Data entries
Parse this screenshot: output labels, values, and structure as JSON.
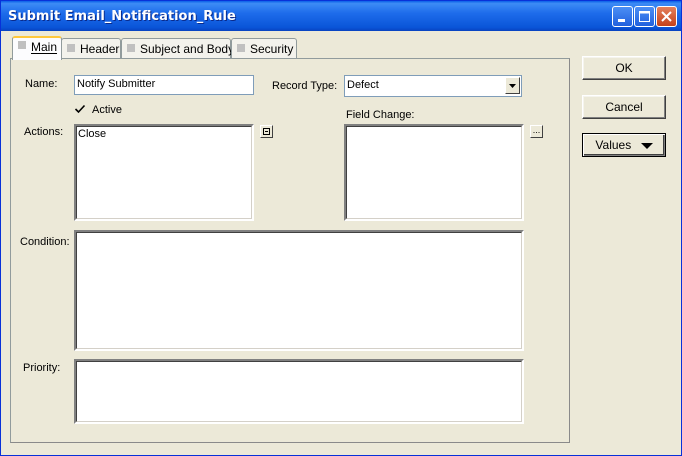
{
  "window": {
    "title": "Submit Email_Notification_Rule"
  },
  "tabs": [
    {
      "label": "Main",
      "active": true
    },
    {
      "label": "Header",
      "active": false
    },
    {
      "label": "Subject and Body",
      "active": false
    },
    {
      "label": "Security",
      "active": false
    }
  ],
  "main": {
    "name_label": "Name:",
    "name_value": "Notify Submitter",
    "record_type_label": "Record Type:",
    "record_type_value": "Defect",
    "active_label": "Active",
    "active_checked": true,
    "actions_label": "Actions:",
    "actions_items": [
      "Close"
    ],
    "actions_button": "…",
    "field_change_label": "Field Change:",
    "field_change_button": "...",
    "condition_label": "Condition:",
    "priority_label": "Priority:"
  },
  "buttons": {
    "ok": "OK",
    "cancel": "Cancel",
    "values": "Values"
  },
  "icons": {
    "minimize": "minimize-icon",
    "maximize": "maximize-icon",
    "close": "close-icon",
    "dropdown": "chevron-down-icon",
    "checkbox": "checkmark-icon"
  }
}
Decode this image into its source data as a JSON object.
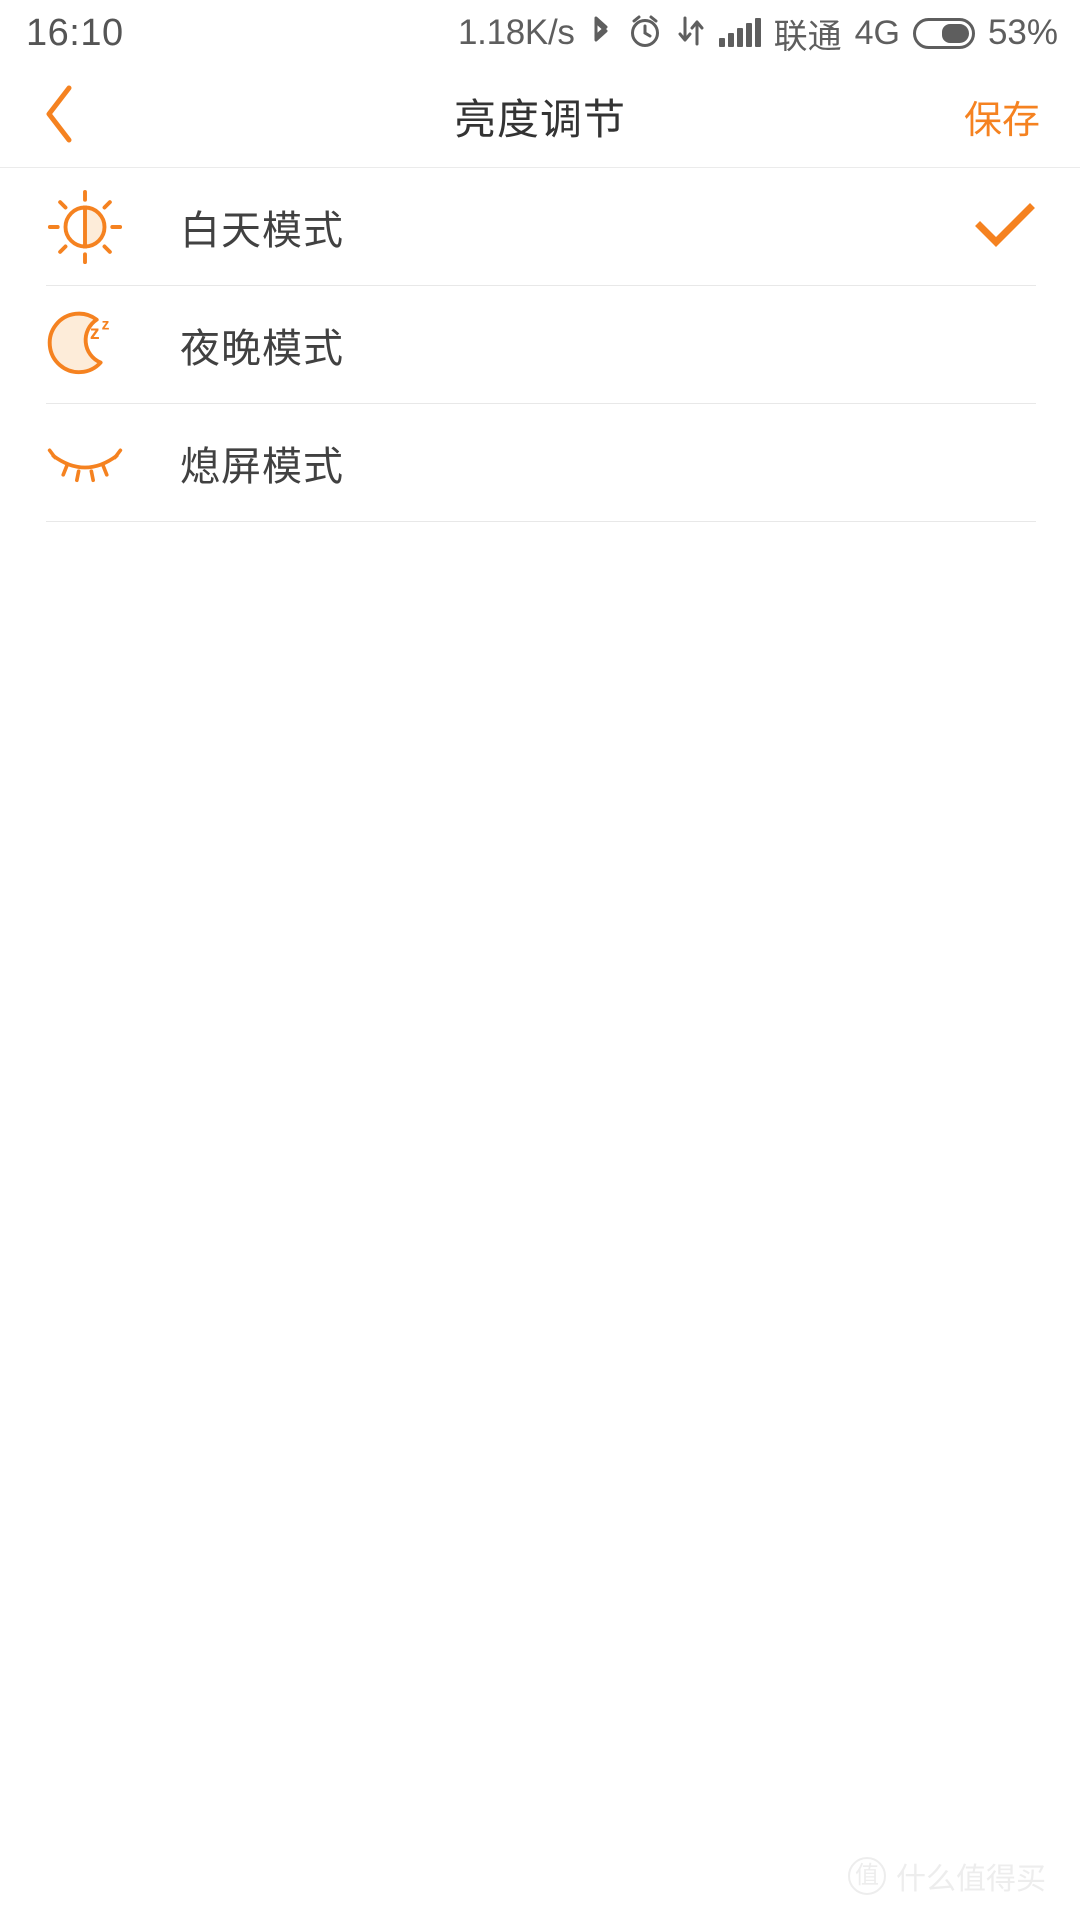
{
  "status_bar": {
    "time": "16:10",
    "network_speed": "1.18K/s",
    "bluetooth_icon": "bluetooth-icon",
    "alarm_icon": "alarm-clock-icon",
    "data_transfer_icon": "data-transfer-icon",
    "signal_icon": "signal-bars-icon",
    "carrier": "联通",
    "network_type": "4G",
    "battery_percent": "53%",
    "battery_level": 53
  },
  "header": {
    "back_label": "返回",
    "back_icon": "chevron-left-icon",
    "title": "亮度调节",
    "save_label": "保存"
  },
  "list": {
    "items": [
      {
        "icon": "sun-icon",
        "label": "白天模式",
        "selected": true,
        "check_icon": "check-icon"
      },
      {
        "icon": "moon-sleep-icon",
        "label": "夜晚模式",
        "selected": false,
        "check_icon": "check-icon"
      },
      {
        "icon": "closed-eye-icon",
        "label": "熄屏模式",
        "selected": false,
        "check_icon": "check-icon"
      }
    ]
  },
  "watermark": {
    "badge": "值",
    "text": "什么值得买"
  },
  "colors": {
    "accent": "#f58220",
    "icon_fill": "#fdecd9",
    "text_primary": "#414141",
    "text_title": "#333333",
    "status_text": "#5e5e5e",
    "divider": "#e8e8e8",
    "background": "#ffffff"
  }
}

__WHAT IS ASKED__
Omit the pictures. Transcribe every record exactly.

__TASK RESULT__
Parse this screenshot: output labels, values, and structure as JSON.
{
  "window": {
    "title": "Submit Email_Notification_Rule"
  },
  "tabs": [
    {
      "label": "Main",
      "active": true
    },
    {
      "label": "Header",
      "active": false
    },
    {
      "label": "Subject and Body",
      "active": false
    },
    {
      "label": "Security",
      "active": false
    }
  ],
  "main": {
    "name_label": "Name:",
    "name_value": "Notify Submitter",
    "record_type_label": "Record Type:",
    "record_type_value": "Defect",
    "active_label": "Active",
    "active_checked": true,
    "actions_label": "Actions:",
    "actions_items": [
      "Close"
    ],
    "actions_button": "…",
    "field_change_label": "Field Change:",
    "field_change_button": "...",
    "condition_label": "Condition:",
    "priority_label": "Priority:"
  },
  "buttons": {
    "ok": "OK",
    "cancel": "Cancel",
    "values": "Values"
  },
  "icons": {
    "minimize": "minimize-icon",
    "maximize": "maximize-icon",
    "close": "close-icon",
    "dropdown": "chevron-down-icon",
    "checkbox": "checkmark-icon"
  }
}
Decode this image into its source data as a JSON object.
{
  "status_bar": {
    "time": "16:10",
    "network_speed": "1.18K/s",
    "bluetooth_icon": "bluetooth-icon",
    "alarm_icon": "alarm-clock-icon",
    "data_transfer_icon": "data-transfer-icon",
    "signal_icon": "signal-bars-icon",
    "carrier": "联通",
    "network_type": "4G",
    "battery_percent": "53%",
    "battery_level": 53
  },
  "header": {
    "back_label": "返回",
    "back_icon": "chevron-left-icon",
    "title": "亮度调节",
    "save_label": "保存"
  },
  "list": {
    "items": [
      {
        "icon": "sun-icon",
        "label": "白天模式",
        "selected": true,
        "check_icon": "check-icon"
      },
      {
        "icon": "moon-sleep-icon",
        "label": "夜晚模式",
        "selected": false,
        "check_icon": "check-icon"
      },
      {
        "icon": "closed-eye-icon",
        "label": "熄屏模式",
        "selected": false,
        "check_icon": "check-icon"
      }
    ]
  },
  "watermark": {
    "badge": "值",
    "text": "什么值得买"
  },
  "colors": {
    "accent": "#f58220",
    "icon_fill": "#fdecd9",
    "text_primary": "#414141",
    "text_title": "#333333",
    "status_text": "#5e5e5e",
    "divider": "#e8e8e8",
    "background": "#ffffff"
  }
}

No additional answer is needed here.